* **TASK TO COMPLETE**
Set down all of the data exactly as it appears.

Data records
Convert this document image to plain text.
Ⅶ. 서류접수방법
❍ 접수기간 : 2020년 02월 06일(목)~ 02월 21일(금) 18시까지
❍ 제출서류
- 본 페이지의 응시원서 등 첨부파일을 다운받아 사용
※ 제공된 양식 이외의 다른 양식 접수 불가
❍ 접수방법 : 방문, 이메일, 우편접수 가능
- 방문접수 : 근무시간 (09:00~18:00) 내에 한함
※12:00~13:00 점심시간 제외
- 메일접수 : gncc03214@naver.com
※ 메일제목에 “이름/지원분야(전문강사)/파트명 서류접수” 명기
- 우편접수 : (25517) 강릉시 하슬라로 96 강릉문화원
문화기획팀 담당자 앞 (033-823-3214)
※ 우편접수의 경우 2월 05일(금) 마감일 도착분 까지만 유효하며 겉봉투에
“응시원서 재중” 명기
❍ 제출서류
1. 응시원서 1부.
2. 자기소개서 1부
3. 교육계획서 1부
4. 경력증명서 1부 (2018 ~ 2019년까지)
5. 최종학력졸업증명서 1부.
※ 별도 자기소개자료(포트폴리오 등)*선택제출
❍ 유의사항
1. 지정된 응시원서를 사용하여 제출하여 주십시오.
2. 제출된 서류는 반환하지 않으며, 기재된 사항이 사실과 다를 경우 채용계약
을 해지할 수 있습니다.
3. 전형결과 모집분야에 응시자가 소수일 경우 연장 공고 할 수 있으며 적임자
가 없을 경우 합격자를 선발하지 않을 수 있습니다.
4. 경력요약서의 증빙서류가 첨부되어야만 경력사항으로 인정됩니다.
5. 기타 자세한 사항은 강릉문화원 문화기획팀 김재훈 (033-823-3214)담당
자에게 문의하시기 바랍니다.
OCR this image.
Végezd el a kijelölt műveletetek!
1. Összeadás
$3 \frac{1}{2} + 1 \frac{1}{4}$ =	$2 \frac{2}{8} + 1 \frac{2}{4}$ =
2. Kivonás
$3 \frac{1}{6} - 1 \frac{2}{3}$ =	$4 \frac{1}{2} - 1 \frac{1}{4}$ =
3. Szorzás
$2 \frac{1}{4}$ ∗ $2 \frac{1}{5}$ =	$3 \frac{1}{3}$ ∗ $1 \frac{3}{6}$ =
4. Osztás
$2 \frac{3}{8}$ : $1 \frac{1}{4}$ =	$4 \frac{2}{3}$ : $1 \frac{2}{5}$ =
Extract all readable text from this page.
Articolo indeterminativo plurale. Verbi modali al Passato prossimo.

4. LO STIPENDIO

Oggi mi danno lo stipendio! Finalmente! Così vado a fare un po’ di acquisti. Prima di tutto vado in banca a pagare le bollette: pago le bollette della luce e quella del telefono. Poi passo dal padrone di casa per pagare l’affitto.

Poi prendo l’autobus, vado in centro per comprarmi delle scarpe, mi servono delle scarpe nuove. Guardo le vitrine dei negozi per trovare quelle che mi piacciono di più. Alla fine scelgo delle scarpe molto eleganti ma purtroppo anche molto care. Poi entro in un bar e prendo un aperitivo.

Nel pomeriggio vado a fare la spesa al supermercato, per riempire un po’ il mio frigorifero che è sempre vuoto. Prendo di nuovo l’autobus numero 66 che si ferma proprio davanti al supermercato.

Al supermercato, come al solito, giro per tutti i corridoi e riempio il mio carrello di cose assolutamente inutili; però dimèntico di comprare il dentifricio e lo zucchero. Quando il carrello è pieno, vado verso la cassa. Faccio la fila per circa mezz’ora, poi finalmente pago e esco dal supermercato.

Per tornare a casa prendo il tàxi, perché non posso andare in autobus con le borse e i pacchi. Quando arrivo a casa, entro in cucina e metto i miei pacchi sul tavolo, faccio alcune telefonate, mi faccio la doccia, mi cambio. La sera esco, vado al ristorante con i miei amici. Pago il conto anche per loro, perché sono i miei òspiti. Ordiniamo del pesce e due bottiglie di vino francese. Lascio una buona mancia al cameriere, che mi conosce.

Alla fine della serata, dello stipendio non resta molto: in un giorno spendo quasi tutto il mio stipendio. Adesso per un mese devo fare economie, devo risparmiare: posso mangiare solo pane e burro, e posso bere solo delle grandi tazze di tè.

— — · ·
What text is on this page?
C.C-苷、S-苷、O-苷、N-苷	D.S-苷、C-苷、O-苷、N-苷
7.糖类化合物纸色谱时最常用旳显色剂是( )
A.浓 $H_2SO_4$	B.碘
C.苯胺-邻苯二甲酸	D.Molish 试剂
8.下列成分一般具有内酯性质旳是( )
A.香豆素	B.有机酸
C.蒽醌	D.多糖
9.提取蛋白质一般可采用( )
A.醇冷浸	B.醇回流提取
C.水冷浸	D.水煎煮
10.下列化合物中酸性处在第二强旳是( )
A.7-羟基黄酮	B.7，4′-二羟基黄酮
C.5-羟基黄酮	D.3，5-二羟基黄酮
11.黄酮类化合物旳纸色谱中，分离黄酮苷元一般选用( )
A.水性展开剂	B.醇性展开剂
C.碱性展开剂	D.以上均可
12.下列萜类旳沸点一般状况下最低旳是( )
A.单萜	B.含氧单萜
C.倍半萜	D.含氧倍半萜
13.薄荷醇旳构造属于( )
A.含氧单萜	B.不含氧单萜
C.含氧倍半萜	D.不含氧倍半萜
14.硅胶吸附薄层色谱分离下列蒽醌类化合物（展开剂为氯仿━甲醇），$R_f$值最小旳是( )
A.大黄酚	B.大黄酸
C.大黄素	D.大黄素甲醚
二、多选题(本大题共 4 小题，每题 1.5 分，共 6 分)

* **WRITTEN ANSWER**
Convert this document image to plain text.
Ⅶ. 서류접수방법
❍ 접수기간 : 2020년 02월 06일(목)~ 02월 21일(금) 18시까지
❍ 제출서류
- 본 페이지의 응시원서 등 첨부파일을 다운받아 사용
※ 제공된 양식 이외의 다른 양식 접수 불가
❍ 접수방법 : 방문, 이메일, 우편접수 가능
- 방문접수 : 근무시간 (09:00~18:00) 내에 한함
※12:00~13:00 점심시간 제외
- 메일접수 : gncc03214@naver.com
※ 메일제목에 “이름/지원분야(전문강사)/파트명 서류접수” 명기
- 우편접수 : (25517) 강릉시 하슬라로 96 강릉문화원
문화기획팀 담당자 앞 (033-823-3214)
※ 우편접수의 경우 2월 05일(금) 마감일 도착분 까지만 유효하며 겉봉투에
“응시원서 재중” 명기
❍ 제출서류
1. 응시원서 1부.
2. 자기소개서 1부
3. 교육계획서 1부
4. 경력증명서 1부 (2018 ~ 2019년까지)
5. 최종학력졸업증명서 1부.
※ 별도 자기소개자료(포트폴리오 등)*선택제출
❍ 유의사항
1. 지정된 응시원서를 사용하여 제출하여 주십시오.
2. 제출된 서류는 반환하지 않으며, 기재된 사항이 사실과 다를 경우 채용계약
을 해지할 수 있습니다.
3. 전형결과 모집분야에 응시자가 소수일 경우 연장 공고 할 수 있으며 적임자
가 없을 경우 합격자를 선발하지 않을 수 있습니다.
4. 경력요약서의 증빙서류가 첨부되어야만 경력사항으로 인정됩니다.
5. 기타 자세한 사항은 강릉문화원 문화기획팀 김재훈 (033-823-3214)담당
자에게 문의하시기 바랍니다.
OCR this image.
Végezd el a kijelölt műveletetek!
1. Összeadás
$3 \frac{1}{2} + 1 \frac{1}{4}$ =	$2 \frac{2}{8} + 1 \frac{2}{4}$ =
2. Kivonás
$3 \frac{1}{6} - 1 \frac{2}{3}$ =	$4 \frac{1}{2} - 1 \frac{1}{4}$ =
3. Szorzás
$2 \frac{1}{4}$ ∗ $2 \frac{1}{5}$ =	$3 \frac{1}{3}$ ∗ $1 \frac{3}{6}$ =
4. Osztás
$2 \frac{3}{8}$ : $1 \frac{1}{4}$ =	$4 \frac{2}{3}$ : $1 \frac{2}{5}$ =
Extract all readable text from this page.
Articolo indeterminativo plurale. Verbi modali al Passato prossimo.

4. LO STIPENDIO

Oggi mi danno lo stipendio! Finalmente! Così vado a fare un po’ di acquisti. Prima di tutto vado in banca a pagare le bollette: pago le bollette della luce e quella del telefono. Poi passo dal padrone di casa per pagare l’affitto.

Poi prendo l’autobus, vado in centro per comprarmi delle scarpe, mi servono delle scarpe nuove. Guardo le vitrine dei negozi per trovare quelle che mi piacciono di più. Alla fine scelgo delle scarpe molto eleganti ma purtroppo anche molto care. Poi entro in un bar e prendo un aperitivo.

Nel pomeriggio vado a fare la spesa al supermercato, per riempire un po’ il mio frigorifero che è sempre vuoto. Prendo di nuovo l’autobus numero 66 che si ferma proprio davanti al supermercato.

Al supermercato, come al solito, giro per tutti i corridoi e riempio il mio carrello di cose assolutamente inutili; però dimèntico di comprare il dentifricio e lo zucchero. Quando il carrello è pieno, vado verso la cassa. Faccio la fila per circa mezz’ora, poi finalmente pago e esco dal supermercato.

Per tornare a casa prendo il tàxi, perché non posso andare in autobus con le borse e i pacchi. Quando arrivo a casa, entro in cucina e metto i miei pacchi sul tavolo, faccio alcune telefonate, mi faccio la doccia, mi cambio. La sera esco, vado al ristorante con i miei amici. Pago il conto anche per loro, perché sono i miei òspiti. Ordiniamo del pesce e due bottiglie di vino francese. Lascio una buona mancia al cameriere, che mi conosce.

Alla fine della serata, dello stipendio non resta molto: in un giorno spendo quasi tutto il mio stipendio. Adesso per un mese devo fare economie, devo risparmiare: posso mangiare solo pane e burro, e posso bere solo delle grandi tazze di tè.

— — · ·
What text is on this page?
C.C-苷、S-苷、O-苷、N-苷	D.S-苷、C-苷、O-苷、N-苷
7.糖类化合物纸色谱时最常用旳显色剂是( )
A.浓 $H_2SO_4$	B.碘
C.苯胺-邻苯二甲酸	D.Molish 试剂
8.下列成分一般具有内酯性质旳是( )
A.香豆素	B.有机酸
C.蒽醌	D.多糖
9.提取蛋白质一般可采用( )
A.醇冷浸	B.醇回流提取
C.水冷浸	D.水煎煮
10.下列化合物中酸性处在第二强旳是( )
A.7-羟基黄酮	B.7，4′-二羟基黄酮
C.5-羟基黄酮	D.3，5-二羟基黄酮
11.黄酮类化合物旳纸色谱中，分离黄酮苷元一般选用( )
A.水性展开剂	B.醇性展开剂
C.碱性展开剂	D.以上均可
12.下列萜类旳沸点一般状况下最低旳是( )
A.单萜	B.含氧单萜
C.倍半萜	D.含氧倍半萜
13.薄荷醇旳构造属于( )
A.含氧单萜	B.不含氧单萜
C.含氧倍半萜	D.不含氧倍半萜
14.硅胶吸附薄层色谱分离下列蒽醌类化合物（展开剂为氯仿━甲醇），$R_f$值最小旳是( )
A.大黄酚	B.大黄酸
C.大黄素	D.大黄素甲醚
二、多选题(本大题共 4 小题，每题 1.5 分，共 6 分)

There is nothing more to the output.